• **TASK INSTRUCTIONS**: Repeat the records exactly. Every line must match.

• **THE INPUT**:
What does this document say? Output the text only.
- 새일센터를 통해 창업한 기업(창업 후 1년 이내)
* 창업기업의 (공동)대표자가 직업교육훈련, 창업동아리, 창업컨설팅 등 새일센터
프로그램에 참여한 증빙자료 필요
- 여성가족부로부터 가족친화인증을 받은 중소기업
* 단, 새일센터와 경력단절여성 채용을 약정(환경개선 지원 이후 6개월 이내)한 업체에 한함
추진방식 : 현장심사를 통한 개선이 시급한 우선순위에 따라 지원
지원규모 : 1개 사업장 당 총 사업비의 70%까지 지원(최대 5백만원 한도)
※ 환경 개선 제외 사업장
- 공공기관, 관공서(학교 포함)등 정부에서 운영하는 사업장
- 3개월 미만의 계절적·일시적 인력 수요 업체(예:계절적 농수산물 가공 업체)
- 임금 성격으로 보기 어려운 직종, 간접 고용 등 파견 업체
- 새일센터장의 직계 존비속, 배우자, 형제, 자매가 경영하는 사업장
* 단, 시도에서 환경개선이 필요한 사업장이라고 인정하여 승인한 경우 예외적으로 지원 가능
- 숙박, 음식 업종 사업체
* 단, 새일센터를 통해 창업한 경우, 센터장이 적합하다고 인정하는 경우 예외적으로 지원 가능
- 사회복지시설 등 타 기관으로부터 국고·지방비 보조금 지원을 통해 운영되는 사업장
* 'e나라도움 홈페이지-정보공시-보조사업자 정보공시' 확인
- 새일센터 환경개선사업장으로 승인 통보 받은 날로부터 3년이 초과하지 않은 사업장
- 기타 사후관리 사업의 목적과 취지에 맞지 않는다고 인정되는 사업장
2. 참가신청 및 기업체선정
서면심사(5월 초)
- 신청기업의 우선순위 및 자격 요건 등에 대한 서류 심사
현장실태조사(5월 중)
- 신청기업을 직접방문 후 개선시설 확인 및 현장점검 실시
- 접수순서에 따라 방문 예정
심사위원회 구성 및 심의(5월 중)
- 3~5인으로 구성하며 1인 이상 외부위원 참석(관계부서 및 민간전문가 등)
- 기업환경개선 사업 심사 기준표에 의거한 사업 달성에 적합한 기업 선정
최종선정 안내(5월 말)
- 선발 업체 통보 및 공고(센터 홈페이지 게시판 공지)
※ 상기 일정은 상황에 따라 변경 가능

• **EXERCISE ANSWER**:
What does this document say? Output the text only.
- 새일센터를 통해 창업한 기업(창업 후 1년 이내)
* 창업기업의 (공동)대표자가 직업교육훈련, 창업동아리, 창업컨설팅 등 새일센터
프로그램에 참여한 증빙자료 필요
- 여성가족부로부터 가족친화인증을 받은 중소기업
* 단, 새일센터와 경력단절여성 채용을 약정(환경개선 지원 이후 6개월 이내)한 업체에 한함
추진방식 : 현장심사를 통한 개선이 시급한 우선순위에 따라 지원
지원규모 : 1개 사업장 당 총 사업비의 70%까지 지원(최대 5백만원 한도)
※ 환경 개선 제외 사업장
- 공공기관, 관공서(학교 포함)등 정부에서 운영하는 사업장
- 3개월 미만의 계절적·일시적 인력 수요 업체(예:계절적 농수산물 가공 업체)
- 임금 성격으로 보기 어려운 직종, 간접 고용 등 파견 업체
- 새일센터장의 직계 존비속, 배우자, 형제, 자매가 경영하는 사업장
* 단, 시도에서 환경개선이 필요한 사업장이라고 인정하여 승인한 경우 예외적으로 지원 가능
- 숙박, 음식 업종 사업체
* 단, 새일센터를 통해 창업한 경우, 센터장이 적합하다고 인정하는 경우 예외적으로 지원 가능
- 사회복지시설 등 타 기관으로부터 국고·지방비 보조금 지원을 통해 운영되는 사업장
* 'e나라도움 홈페이지-정보공시-보조사업자 정보공시' 확인
- 새일센터 환경개선사업장으로 승인 통보 받은 날로부터 3년이 초과하지 않은 사업장
- 기타 사후관리 사업의 목적과 취지에 맞지 않는다고 인정되는 사업장
2. 참가신청 및 기업체선정
서면심사(5월 초)
- 신청기업의 우선순위 및 자격 요건 등에 대한 서류 심사
현장실태조사(5월 중)
- 신청기업을 직접방문 후 개선시설 확인 및 현장점검 실시
- 접수순서에 따라 방문 예정
심사위원회 구성 및 심의(5월 중)
- 3~5인으로 구성하며 1인 이상 외부위원 참석(관계부서 및 민간전문가 등)
- 기업환경개선 사업 심사 기준표에 의거한 사업 달성에 적합한 기업 선정
최종선정 안내(5월 말)
- 선발 업체 통보 및 공고(센터 홈페이지 게시판 공지)
※ 상기 일정은 상황에 따라 변경 가능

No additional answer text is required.